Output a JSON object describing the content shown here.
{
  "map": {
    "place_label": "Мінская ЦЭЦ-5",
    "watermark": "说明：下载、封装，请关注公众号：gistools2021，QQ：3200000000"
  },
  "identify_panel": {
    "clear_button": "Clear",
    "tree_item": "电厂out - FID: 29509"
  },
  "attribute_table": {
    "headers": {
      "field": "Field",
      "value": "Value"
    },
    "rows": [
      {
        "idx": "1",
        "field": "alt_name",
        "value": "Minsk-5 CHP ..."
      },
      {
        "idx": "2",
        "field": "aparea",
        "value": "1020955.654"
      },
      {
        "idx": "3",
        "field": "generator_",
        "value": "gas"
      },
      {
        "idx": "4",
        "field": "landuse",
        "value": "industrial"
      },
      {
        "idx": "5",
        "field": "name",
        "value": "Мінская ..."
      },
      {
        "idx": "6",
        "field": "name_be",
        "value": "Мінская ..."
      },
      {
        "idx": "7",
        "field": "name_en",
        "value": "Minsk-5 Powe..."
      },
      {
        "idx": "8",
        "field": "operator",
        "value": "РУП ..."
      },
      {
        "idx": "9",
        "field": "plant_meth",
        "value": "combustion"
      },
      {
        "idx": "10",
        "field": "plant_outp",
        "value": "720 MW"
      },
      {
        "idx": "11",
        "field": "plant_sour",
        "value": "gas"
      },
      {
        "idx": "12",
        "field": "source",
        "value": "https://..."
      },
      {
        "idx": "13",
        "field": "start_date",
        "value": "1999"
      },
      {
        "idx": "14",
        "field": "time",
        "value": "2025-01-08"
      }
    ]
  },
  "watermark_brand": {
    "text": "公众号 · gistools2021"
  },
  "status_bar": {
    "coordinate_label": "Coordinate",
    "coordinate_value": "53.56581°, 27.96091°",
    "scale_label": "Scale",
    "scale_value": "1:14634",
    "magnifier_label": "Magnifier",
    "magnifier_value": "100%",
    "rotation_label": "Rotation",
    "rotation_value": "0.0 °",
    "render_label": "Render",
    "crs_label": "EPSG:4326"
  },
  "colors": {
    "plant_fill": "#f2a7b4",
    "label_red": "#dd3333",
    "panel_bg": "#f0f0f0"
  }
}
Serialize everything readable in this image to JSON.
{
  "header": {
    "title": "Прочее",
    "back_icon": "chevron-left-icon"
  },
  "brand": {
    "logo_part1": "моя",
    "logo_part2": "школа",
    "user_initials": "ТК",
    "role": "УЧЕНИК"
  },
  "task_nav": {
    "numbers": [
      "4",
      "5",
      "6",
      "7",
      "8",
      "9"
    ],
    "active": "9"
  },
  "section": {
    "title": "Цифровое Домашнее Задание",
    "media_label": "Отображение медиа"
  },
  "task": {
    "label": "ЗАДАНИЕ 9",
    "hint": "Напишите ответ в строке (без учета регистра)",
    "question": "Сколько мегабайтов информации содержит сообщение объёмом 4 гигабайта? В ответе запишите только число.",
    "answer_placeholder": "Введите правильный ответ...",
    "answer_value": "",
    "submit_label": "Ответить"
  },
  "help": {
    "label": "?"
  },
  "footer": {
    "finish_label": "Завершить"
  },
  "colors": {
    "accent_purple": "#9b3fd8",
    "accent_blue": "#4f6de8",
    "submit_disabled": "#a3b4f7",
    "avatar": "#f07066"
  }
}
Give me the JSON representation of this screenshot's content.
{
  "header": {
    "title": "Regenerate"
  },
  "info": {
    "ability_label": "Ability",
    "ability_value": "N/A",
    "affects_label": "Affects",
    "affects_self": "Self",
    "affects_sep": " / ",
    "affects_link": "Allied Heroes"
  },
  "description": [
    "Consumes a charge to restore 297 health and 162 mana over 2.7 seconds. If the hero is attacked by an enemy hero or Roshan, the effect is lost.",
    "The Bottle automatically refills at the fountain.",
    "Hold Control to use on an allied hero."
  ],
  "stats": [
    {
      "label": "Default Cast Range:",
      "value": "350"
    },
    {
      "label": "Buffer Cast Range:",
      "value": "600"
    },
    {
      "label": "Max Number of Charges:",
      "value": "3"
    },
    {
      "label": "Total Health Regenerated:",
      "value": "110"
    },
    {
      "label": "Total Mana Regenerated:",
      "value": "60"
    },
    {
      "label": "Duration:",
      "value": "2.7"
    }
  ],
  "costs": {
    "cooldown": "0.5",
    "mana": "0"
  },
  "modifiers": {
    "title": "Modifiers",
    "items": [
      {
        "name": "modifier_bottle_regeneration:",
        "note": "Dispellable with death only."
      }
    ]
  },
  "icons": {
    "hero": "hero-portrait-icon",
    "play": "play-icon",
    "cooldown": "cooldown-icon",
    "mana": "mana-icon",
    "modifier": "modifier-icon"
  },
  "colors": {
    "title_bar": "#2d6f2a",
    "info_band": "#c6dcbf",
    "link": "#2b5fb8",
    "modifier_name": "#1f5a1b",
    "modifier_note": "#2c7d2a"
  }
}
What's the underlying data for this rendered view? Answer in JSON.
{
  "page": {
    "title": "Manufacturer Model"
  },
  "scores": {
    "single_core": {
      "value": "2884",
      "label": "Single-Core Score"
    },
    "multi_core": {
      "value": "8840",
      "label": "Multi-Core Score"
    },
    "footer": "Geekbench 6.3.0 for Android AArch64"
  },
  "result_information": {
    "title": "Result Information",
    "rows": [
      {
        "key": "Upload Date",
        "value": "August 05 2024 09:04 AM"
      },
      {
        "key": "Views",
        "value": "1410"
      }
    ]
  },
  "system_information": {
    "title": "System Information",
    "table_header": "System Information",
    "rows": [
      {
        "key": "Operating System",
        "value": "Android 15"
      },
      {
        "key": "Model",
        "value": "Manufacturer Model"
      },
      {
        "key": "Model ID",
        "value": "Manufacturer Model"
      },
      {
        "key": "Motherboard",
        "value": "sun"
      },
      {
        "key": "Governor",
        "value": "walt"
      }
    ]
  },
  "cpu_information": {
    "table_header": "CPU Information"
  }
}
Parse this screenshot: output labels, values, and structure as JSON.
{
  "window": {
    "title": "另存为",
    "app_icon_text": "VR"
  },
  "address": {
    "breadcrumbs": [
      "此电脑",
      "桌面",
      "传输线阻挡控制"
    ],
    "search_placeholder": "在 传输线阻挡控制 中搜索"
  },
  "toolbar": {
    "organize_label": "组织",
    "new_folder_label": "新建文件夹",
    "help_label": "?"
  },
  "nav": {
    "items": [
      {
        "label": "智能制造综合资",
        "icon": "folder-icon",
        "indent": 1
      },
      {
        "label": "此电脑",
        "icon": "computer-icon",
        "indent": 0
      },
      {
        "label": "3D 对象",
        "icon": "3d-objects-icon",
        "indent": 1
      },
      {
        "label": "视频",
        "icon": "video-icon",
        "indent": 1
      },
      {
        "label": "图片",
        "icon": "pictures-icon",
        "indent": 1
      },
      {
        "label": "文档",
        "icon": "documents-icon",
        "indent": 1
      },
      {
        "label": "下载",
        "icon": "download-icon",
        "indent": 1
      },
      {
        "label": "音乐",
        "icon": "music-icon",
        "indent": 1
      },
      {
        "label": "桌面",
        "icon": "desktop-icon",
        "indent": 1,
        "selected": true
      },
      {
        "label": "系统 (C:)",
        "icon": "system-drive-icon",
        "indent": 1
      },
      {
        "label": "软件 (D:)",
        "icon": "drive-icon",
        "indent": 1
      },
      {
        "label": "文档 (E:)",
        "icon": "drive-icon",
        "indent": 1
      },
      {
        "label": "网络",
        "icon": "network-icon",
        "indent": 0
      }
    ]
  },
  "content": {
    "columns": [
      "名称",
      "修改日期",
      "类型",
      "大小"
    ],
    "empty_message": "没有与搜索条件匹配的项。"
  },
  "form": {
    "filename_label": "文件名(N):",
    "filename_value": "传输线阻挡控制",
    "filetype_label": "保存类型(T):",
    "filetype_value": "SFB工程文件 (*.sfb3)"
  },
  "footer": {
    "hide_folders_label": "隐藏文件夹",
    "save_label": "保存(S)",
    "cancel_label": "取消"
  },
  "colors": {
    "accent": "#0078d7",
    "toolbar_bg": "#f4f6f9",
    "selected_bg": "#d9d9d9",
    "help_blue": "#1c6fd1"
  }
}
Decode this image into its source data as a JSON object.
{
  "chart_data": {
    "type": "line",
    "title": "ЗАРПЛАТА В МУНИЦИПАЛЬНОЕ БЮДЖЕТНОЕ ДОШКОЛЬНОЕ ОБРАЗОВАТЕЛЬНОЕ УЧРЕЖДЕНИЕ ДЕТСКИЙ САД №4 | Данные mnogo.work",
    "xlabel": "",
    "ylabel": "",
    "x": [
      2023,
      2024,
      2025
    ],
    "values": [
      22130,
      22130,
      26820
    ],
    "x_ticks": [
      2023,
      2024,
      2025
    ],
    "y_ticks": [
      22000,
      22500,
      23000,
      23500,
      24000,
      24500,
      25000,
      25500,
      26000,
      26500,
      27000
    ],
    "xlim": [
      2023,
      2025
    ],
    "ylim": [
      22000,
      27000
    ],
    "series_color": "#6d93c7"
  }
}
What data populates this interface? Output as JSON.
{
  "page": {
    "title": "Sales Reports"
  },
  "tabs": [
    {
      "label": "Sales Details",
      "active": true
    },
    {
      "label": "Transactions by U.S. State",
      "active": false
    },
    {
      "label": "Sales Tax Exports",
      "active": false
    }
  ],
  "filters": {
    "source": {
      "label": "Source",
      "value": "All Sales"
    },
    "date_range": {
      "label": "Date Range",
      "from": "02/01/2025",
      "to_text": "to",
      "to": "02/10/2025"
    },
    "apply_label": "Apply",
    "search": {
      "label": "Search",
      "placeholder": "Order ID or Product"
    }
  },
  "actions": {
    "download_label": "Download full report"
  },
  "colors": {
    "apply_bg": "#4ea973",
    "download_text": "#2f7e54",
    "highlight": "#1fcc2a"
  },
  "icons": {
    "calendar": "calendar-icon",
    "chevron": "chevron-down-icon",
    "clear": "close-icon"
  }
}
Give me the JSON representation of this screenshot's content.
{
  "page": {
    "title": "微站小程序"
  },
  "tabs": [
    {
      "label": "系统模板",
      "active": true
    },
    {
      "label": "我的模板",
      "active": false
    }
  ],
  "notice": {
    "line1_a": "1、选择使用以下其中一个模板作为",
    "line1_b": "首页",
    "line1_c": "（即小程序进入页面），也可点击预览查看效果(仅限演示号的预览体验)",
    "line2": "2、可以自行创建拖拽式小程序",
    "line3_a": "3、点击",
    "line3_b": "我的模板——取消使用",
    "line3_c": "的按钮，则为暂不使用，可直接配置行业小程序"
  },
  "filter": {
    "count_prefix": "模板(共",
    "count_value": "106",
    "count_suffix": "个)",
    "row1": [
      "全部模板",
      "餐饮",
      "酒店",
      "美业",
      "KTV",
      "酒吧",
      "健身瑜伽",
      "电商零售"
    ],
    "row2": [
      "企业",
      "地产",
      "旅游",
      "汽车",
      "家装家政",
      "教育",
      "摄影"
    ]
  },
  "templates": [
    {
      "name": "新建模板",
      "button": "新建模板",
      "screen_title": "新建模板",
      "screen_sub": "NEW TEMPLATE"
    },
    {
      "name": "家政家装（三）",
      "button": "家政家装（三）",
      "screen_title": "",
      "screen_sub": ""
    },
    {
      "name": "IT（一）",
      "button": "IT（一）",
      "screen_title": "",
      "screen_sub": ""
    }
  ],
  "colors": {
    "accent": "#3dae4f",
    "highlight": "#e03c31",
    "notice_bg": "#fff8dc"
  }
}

SHORT TASK —
Pull out all lines from the entries above that include the word "JSON".

ANSWER FOR THIS EXERCISE —
Output a JSON object describing the content shown here.
Serialize everything readable in this image to JSON.
Give me the JSON representation of this screenshot's content.
What's the underlying data for this rendered view? Answer in JSON.
Parse this screenshot: output labels, values, and structure as JSON.
Decode this image into its source data as a JSON object.
What data populates this interface? Output as JSON.
Give me the JSON representation of this screenshot's content.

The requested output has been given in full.